Problem requirements: Reply only with how many lines contain the word "controllers".

Dataset records:
╔══

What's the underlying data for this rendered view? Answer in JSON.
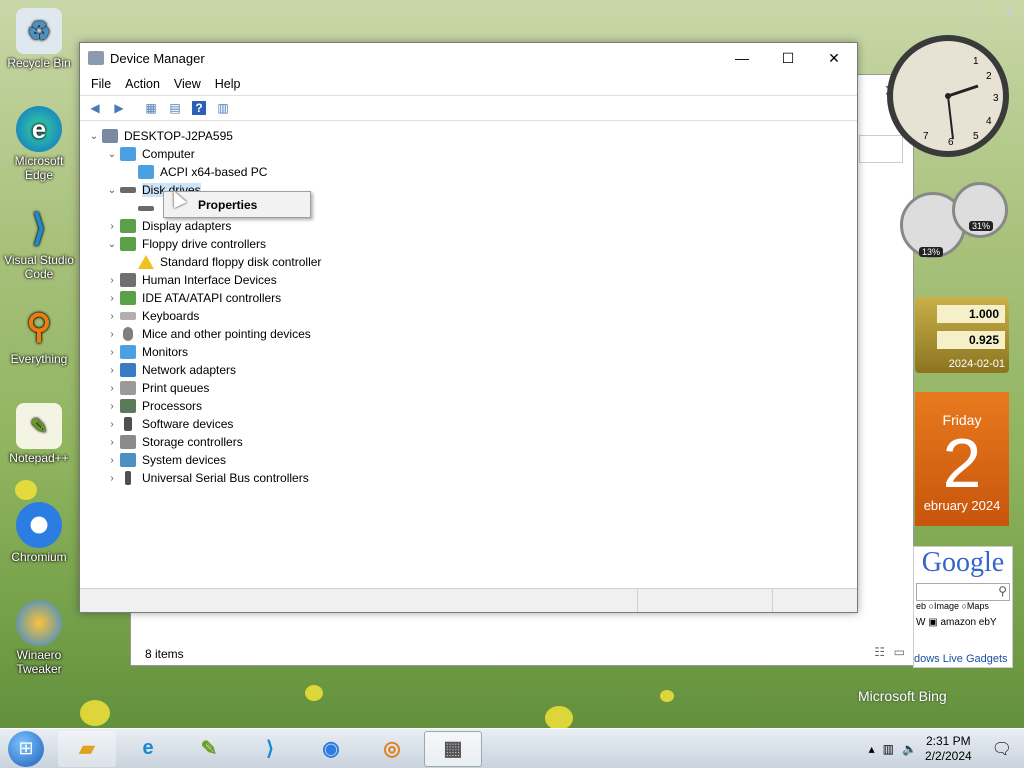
{
  "desktop": {
    "icons": [
      {
        "label": "Recycle Bin",
        "icon": "recycle-bin-icon"
      },
      {
        "label": "Microsoft\nEdge",
        "icon": "edge-icon"
      },
      {
        "label": "Visual Studio\nCode",
        "icon": "vscode-icon"
      },
      {
        "label": "Everything",
        "icon": "everything-icon"
      },
      {
        "label": "Notepad++",
        "icon": "notepadpp-icon"
      },
      {
        "label": "Chromium",
        "icon": "chromium-icon"
      },
      {
        "label": "Winaero\nTweaker",
        "icon": "winaero-icon"
      }
    ]
  },
  "background_window": {
    "status": "8 items"
  },
  "device_manager": {
    "title": "Device Manager",
    "menu": [
      "File",
      "Action",
      "View",
      "Help"
    ],
    "tree": {
      "root": "DESKTOP-J2PA595",
      "items": [
        {
          "label": "Computer",
          "expanded": true,
          "level": 1
        },
        {
          "label": "ACPI x64-based PC",
          "level": 2
        },
        {
          "label": "Disk drives",
          "expanded": true,
          "level": 1,
          "selected": true
        },
        {
          "label": "",
          "level": 2
        },
        {
          "label": "Display adapters",
          "level": 1
        },
        {
          "label": "Floppy drive controllers",
          "expanded": true,
          "level": 1
        },
        {
          "label": "Standard floppy disk controller",
          "level": 2,
          "warning": true
        },
        {
          "label": "Human Interface Devices",
          "level": 1
        },
        {
          "label": "IDE ATA/ATAPI controllers",
          "level": 1
        },
        {
          "label": "Keyboards",
          "level": 1
        },
        {
          "label": "Mice and other pointing devices",
          "level": 1
        },
        {
          "label": "Monitors",
          "level": 1
        },
        {
          "label": "Network adapters",
          "level": 1
        },
        {
          "label": "Print queues",
          "level": 1
        },
        {
          "label": "Processors",
          "level": 1
        },
        {
          "label": "Software devices",
          "level": 1
        },
        {
          "label": "Storage controllers",
          "level": 1
        },
        {
          "label": "System devices",
          "level": 1
        },
        {
          "label": "Universal Serial Bus controllers",
          "level": 1
        }
      ]
    },
    "context_menu": {
      "item": "Properties"
    }
  },
  "gadgets": {
    "gauge1": "13%",
    "gauge2": "31%",
    "currency": {
      "value1": "1.000",
      "value2": "0.925",
      "date": "2024-02-01"
    },
    "calendar": {
      "day": "Friday",
      "number": "2",
      "month": "ebruary 2024"
    },
    "google": {
      "logo": "Google",
      "opt_image": "Image",
      "opt_maps": "Maps",
      "opt_web": "eb",
      "footer": "dows Live Gadgets"
    },
    "bing": "Microsoft Bing"
  },
  "taskbar": {
    "time": "2:31 PM",
    "date": "2/2/2024"
  }
}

╚══

Solution: 4